Schreiber Foods, Inc. (“Schreiber”) appeals from the judgment of the United States District Court for the Eastern District of Wisconsin. The district court vacated its prior judgment of infringement in favor of Schreiber and dismissed Schreiber’s patent infringement suit pursuant to Rule 60(b) of the Federal Rules of Civil Procedure. Schreiber Foods, Inc. v. Beatrice Cheese, Inc., 305 F.Supp.2d 939 (E.D.Wis.2004) (“Schreiber III”). We affirm the order vacating the earlier judgment, reverse the judgment of dismissal, and remand for a new trial.

BACKGROUND

Schreiber is a producer of cheese products and is the current owner of U.S. Patent Nos. 5,440,860 (“the ’860 patent”) and 5,701,724 (“the ’724 patent”), both pertaining to a method and apparatus for forming and hermetically sealing slices of food items. The ’860 patent was issued to Schreiber in 1995.

In January 1997 Schreiber, then the owner of the ’860 patent, filed suit against appellee Kustner Industries (“Kustner”) and other defendants, 1 alleging infringement of the ’860 patent. On March 31, 1997, while the case was being litigated, Schreiber assigned the ’860 patent, including all claims and causes of action thereunder, to its subsidiary, Schreiber Technologies, Inc. (J.A. at 857, 865.) Schreiber Technologies then gave Schreiber a nonexclusive license to the ’860 patent. The assignment was apparently part of a scheme to avoid state income taxes. (Br. of Appellant at 16-17.) Schreiber did not inform the defendants or the court of the assignment, and Schreiber Technologies was not joined as a party to the lawsuit.

During discovery in August 1997, Kust-ner sought from Schreiber “[a]ll documents concerning any negotiations for assignments, licenses, or security interests in the ’860 patent.” (J.A. at 651) Schreiber objected to this request on the grounds of attorney-client privilege and work product protection. It then stated that, subject to these objections, “Schreiber is not aware of any such documents.” (Id.) There was no basis to claim either privilege or work product protection with respect to the assignment agreement itself.

## What you are asked to do
In the court opinion, to whom did Schreiber assign the ’860 patent on March 31, 1997?

## Given information
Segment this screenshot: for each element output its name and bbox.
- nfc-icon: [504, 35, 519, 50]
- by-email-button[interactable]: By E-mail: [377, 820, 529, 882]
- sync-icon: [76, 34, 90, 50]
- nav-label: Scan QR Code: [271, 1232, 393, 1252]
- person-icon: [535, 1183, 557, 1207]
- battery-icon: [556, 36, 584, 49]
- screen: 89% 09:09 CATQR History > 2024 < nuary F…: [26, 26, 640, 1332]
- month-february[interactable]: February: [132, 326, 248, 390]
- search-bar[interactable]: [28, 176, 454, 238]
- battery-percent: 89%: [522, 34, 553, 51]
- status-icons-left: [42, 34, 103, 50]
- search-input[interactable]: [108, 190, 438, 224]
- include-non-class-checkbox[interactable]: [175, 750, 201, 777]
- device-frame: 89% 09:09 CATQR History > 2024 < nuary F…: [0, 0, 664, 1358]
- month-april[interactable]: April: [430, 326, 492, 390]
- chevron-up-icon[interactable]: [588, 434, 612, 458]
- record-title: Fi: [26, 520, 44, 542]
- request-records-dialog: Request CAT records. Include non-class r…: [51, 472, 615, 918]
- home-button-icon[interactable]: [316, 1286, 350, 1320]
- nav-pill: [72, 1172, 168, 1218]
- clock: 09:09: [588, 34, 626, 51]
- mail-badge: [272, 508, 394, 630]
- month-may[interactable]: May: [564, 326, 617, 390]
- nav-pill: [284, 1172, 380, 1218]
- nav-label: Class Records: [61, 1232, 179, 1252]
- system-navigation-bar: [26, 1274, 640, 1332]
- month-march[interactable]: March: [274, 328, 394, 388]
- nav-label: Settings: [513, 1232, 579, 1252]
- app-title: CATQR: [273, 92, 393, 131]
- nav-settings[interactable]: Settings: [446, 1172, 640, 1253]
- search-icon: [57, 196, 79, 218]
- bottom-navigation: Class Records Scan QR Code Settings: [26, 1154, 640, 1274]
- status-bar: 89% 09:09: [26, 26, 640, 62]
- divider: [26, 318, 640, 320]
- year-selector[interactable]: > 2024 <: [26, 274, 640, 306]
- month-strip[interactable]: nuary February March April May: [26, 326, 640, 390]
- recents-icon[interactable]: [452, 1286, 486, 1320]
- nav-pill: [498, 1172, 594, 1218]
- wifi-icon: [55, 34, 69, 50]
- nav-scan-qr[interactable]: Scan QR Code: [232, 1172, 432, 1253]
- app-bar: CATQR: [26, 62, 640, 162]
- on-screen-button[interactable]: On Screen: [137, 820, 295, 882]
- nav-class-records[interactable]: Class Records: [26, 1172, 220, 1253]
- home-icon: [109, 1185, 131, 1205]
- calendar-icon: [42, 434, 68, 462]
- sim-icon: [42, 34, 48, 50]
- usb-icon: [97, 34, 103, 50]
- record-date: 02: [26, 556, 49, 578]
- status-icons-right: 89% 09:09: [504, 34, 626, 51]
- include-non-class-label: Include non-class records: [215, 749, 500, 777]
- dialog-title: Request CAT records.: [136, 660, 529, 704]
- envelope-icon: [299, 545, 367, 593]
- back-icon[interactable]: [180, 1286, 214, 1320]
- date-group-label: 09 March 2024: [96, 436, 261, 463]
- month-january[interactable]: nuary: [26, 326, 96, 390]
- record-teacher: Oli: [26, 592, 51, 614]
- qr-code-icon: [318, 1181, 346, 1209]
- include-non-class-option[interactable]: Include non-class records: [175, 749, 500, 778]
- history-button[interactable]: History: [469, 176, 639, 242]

## Response below
Its subsidiary, Schreiber Technologies, Inc.